▸ **OBJECTIVE**: What follows is a listing. Return every line of it exactly.

═══ RECORDS TO USE

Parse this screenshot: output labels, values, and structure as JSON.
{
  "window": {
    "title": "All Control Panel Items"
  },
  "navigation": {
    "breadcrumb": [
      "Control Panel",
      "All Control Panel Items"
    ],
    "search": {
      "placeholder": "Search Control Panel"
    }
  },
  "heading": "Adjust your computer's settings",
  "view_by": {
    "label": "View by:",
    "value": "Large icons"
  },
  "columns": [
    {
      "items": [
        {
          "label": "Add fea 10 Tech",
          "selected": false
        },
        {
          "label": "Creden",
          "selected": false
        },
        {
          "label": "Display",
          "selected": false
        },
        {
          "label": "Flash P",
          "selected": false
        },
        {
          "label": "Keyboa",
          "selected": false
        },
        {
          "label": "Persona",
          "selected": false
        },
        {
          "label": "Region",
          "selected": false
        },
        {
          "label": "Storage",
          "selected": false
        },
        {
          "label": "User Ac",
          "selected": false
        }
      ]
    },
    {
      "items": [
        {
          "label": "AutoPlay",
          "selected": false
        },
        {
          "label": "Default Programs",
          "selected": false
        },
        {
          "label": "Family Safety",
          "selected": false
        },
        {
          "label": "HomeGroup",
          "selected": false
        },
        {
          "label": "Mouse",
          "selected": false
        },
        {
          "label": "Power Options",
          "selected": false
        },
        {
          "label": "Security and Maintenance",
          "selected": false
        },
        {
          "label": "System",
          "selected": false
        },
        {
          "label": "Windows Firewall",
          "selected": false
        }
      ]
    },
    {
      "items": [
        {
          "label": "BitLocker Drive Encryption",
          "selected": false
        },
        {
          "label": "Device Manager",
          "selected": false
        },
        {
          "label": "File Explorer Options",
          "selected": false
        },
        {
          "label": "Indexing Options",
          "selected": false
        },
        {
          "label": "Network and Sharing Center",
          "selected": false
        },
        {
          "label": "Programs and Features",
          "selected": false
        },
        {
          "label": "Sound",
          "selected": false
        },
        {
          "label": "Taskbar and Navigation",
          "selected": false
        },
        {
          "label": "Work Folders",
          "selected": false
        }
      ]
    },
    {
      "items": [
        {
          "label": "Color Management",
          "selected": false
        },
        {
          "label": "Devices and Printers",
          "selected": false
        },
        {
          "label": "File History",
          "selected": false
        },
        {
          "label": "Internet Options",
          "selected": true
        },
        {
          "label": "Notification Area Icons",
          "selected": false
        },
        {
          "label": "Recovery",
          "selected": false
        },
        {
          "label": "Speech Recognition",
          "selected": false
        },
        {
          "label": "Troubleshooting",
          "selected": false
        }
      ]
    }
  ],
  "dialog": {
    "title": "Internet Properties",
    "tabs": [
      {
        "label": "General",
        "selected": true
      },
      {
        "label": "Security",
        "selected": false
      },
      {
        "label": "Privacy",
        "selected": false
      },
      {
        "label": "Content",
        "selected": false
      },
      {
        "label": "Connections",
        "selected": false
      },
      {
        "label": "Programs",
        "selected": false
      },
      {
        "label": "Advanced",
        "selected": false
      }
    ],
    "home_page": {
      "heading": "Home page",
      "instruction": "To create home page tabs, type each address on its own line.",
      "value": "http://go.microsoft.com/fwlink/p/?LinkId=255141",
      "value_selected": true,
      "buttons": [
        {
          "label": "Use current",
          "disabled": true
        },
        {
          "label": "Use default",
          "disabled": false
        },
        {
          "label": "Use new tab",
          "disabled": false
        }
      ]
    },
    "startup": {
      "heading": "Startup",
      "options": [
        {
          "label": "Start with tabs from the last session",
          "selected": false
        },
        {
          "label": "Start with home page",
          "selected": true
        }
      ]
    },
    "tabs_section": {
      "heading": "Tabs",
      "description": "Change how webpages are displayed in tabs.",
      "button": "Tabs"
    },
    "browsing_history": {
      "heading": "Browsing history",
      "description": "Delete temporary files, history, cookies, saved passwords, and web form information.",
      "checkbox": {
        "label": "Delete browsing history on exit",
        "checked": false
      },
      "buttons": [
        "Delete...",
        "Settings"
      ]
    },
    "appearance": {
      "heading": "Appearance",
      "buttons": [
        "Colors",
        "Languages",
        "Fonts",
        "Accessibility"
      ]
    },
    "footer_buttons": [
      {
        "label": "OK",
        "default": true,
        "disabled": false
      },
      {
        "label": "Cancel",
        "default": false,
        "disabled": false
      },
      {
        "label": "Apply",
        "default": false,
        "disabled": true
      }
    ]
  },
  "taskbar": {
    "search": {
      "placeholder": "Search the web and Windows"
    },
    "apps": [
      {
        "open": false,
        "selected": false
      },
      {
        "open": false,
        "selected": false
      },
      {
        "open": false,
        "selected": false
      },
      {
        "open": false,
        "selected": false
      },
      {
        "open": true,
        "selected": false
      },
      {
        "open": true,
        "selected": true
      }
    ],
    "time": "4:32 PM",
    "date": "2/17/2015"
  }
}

══════

▸ **THE OUTPUT**:
Parse this screenshot: output labels, values, and structure as JSON.
{
  "window": {
    "title": "All Control Panel Items"
  },
  "navigation": {
    "breadcrumb": [
      "Control Panel",
      "All Control Panel Items"
    ],
    "search": {
      "placeholder": "Search Control Panel"
    }
  },
  "heading": "Adjust your computer's settings",
  "view_by": {
    "label": "View by:",
    "value": "Large icons"
  },
  "columns": [
    {
      "items": [
        {
          "label": "Add fea 10 Tech",
          "selected": false
        },
        {
          "label": "Creden",
          "selected": false
        },
        {
          "label": "Display",
          "selected": false
        },
        {
          "label": "Flash P",
          "selected": false
        },
        {
          "label": "Keyboa",
          "selected": false
        },
        {
          "label": "Persona",
          "selected": false
        },
        {
          "label": "Region",
          "selected": false
        },
        {
          "label": "Storage",
          "selected": false
        },
        {
          "label": "User Ac",
          "selected": false
        }
      ]
    },
    {
      "items": [
        {
          "label": "AutoPlay",
          "selected": false
        },
        {
          "label": "Default Programs",
          "selected": false
        },
        {
          "label": "Family Safety",
          "selected": false
        },
        {
          "label": "HomeGroup",
          "selected": false
        },
        {
          "label": "Mouse",
          "selected": false
        },
        {
          "label": "Power Options",
          "selected": false
        },
        {
          "label": "Security and Maintenance",
          "selected": false
        },
        {
          "label": "System",
          "selected": false
        },
        {
          "label": "Windows Firewall",
          "selected": false
        }
      ]
    },
    {
      "items": [
        {
          "label": "BitLocker Drive Encryption",
          "selected": false
        },
        {
          "label": "Device Manager",
          "selected": false
        },
        {
          "label": "File Explorer Options",
          "selected": false
        },
        {
          "label": "Indexing Options",
          "selected": false
        },
        {
          "label": "Network and Sharing Center",
          "selected": false
        },
        {
          "label": "Programs and Features",
          "selected": false
        },
        {
          "label": "Sound",
          "selected": false
        },
        {
          "label": "Taskbar and Navigation",
          "selected": false
        },
        {
          "label": "Work Folders",
          "selected": false
        }
      ]
    },
    {
      "items": [
        {
          "label": "Color Management",
          "selected": false
        },
        {
          "label": "Devices and Printers",
          "selected": false
        },
        {
          "label": "File History",
          "selected": false
        },
        {
          "label": "Internet Options",
          "selected": true
        },
        {
          "label": "Notification Area Icons",
          "selected": false
        },
        {
          "label": "Recovery",
          "selected": false
        },
        {
          "label": "Speech Recognition",
          "selected": false
        },
        {
          "label": "Troubleshooting",
          "selected": false
        }
      ]
    }
  ],
  "dialog": {
    "title": "Internet Properties",
    "tabs": [
      {
        "label": "General",
        "selected": true
      },
      {
        "label": "Security",
        "selected": false
      },
      {
        "label": "Privacy",
        "selected": false
      },
      {
        "label": "Content",
        "selected": false
      },
      {
        "label": "Connections",
        "selected": false
      },
      {
        "label": "Programs",
        "selected": false
      },
      {
        "label": "Advanced",
        "selected": false
      }
    ],
    "home_page": {
      "heading": "Home page",
      "instruction": "To create home page tabs, type each address on its own line.",
      "value": "http://go.microsoft.com/fwlink/p/?LinkId=255141",
      "value_selected": true,
      "buttons": [
        {
          "label": "Use current",
          "disabled": true
        },
        {
          "label": "Use default",
          "disabled": false
        },
        {
          "label": "Use new tab",
          "disabled": false
        }
      ]
    },
    "startup": {
      "heading": "Startup",
      "options": [
        {
          "label": "Start with tabs from the last session",
          "selected": false
        },
        {
          "label": "Start with home page",
          "selected": true
        }
      ]
    },
    "tabs_section": {
      "heading": "Tabs",
      "description": "Change how webpages are displayed in tabs.",
      "button": "Tabs"
    },
    "browsing_history": {
      "heading": "Browsing history",
      "description": "Delete temporary files, history, cookies, saved passwords, and web form information.",
      "checkbox": {
        "label": "Delete browsing history on exit",
        "checked": false
      },
      "buttons": [
        "Delete...",
        "Settings"
      ]
    },
    "appearance": {
      "heading": "Appearance",
      "buttons": [
        "Colors",
        "Languages",
        "Fonts",
        "Accessibility"
      ]
    },
    "footer_buttons": [
      {
        "label": "OK",
        "default": true,
        "disabled": false
      },
      {
        "label": "Cancel",
        "default": false,
        "disabled": false
      },
      {
        "label": "Apply",
        "default": false,
        "disabled": true
      }
    ]
  },
  "taskbar": {
    "search": {
      "placeholder": "Search the web and Windows"
    },
    "apps": [
      {
        "open": false,
        "selected": false
      },
      {
        "open": false,
        "selected": false
      },
      {
        "open": false,
        "selected": false
      },
      {
        "open": false,
        "selected": false
      },
      {
        "open": true,
        "selected": false
      },
      {
        "open": true,
        "selected": true
      }
    ],
    "time": "4:32 PM",
    "date": "2/17/2015"
  }
}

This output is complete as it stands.